====== Supplied material ======

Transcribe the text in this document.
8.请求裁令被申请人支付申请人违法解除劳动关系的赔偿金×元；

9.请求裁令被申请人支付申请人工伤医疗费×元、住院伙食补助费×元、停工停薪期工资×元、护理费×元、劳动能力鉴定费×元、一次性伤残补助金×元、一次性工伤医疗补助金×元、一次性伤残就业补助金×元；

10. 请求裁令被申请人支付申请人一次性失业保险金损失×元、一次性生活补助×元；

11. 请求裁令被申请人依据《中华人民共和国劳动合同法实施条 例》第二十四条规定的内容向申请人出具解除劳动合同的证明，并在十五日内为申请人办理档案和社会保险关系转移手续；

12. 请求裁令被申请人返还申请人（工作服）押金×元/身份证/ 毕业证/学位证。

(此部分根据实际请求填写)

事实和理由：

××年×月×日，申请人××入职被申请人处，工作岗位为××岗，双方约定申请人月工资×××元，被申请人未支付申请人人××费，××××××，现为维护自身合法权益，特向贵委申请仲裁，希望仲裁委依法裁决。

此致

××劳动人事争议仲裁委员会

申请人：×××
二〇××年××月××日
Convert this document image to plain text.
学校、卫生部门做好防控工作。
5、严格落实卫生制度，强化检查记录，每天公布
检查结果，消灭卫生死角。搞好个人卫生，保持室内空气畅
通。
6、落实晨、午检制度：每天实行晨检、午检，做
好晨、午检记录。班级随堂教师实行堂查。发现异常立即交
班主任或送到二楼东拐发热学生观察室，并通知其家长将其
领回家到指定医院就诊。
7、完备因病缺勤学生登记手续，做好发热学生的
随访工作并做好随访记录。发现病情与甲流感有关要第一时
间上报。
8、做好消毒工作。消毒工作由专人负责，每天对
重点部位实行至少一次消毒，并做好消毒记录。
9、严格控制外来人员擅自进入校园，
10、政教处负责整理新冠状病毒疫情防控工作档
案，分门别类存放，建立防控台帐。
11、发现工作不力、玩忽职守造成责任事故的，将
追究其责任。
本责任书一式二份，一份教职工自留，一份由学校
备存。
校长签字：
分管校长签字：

======

* What is being asked
The whole listing above needs to be written out again exactly.

* Problem solution
Transcribe the text in this document.
8.请求裁令被申请人支付申请人违法解除劳动关系的赔偿金×元；

9.请求裁令被申请人支付申请人工伤医疗费×元、住院伙食补助费×元、停工停薪期工资×元、护理费×元、劳动能力鉴定费×元、一次性伤残补助金×元、一次性工伤医疗补助金×元、一次性伤残就业补助金×元；

10. 请求裁令被申请人支付申请人一次性失业保险金损失×元、一次性生活补助×元；

11. 请求裁令被申请人依据《中华人民共和国劳动合同法实施条 例》第二十四条规定的内容向申请人出具解除劳动合同的证明，并在十五日内为申请人办理档案和社会保险关系转移手续；

12. 请求裁令被申请人返还申请人（工作服）押金×元/身份证/ 毕业证/学位证。

(此部分根据实际请求填写)

事实和理由：

××年×月×日，申请人××入职被申请人处，工作岗位为××岗，双方约定申请人月工资×××元，被申请人未支付申请人人××费，××××××，现为维护自身合法权益，特向贵委申请仲裁，希望仲裁委依法裁决。

此致

××劳动人事争议仲裁委员会

申请人：×××
二〇××年××月××日
Convert this document image to plain text.
学校、卫生部门做好防控工作。
5、严格落实卫生制度，强化检查记录，每天公布
检查结果，消灭卫生死角。搞好个人卫生，保持室内空气畅
通。
6、落实晨、午检制度：每天实行晨检、午检，做
好晨、午检记录。班级随堂教师实行堂查。发现异常立即交
班主任或送到二楼东拐发热学生观察室，并通知其家长将其
领回家到指定医院就诊。
7、完备因病缺勤学生登记手续，做好发热学生的
随访工作并做好随访记录。发现病情与甲流感有关要第一时
间上报。
8、做好消毒工作。消毒工作由专人负责，每天对
重点部位实行至少一次消毒，并做好消毒记录。
9、严格控制外来人员擅自进入校园，
10、政教处负责整理新冠状病毒疫情防控工作档
案，分门别类存放，建立防控台帐。
11、发现工作不力、玩忽职守造成责任事故的，将
追究其责任。
本责任书一式二份，一份教职工自留，一份由学校
备存。
校长签字：
分管校长签字：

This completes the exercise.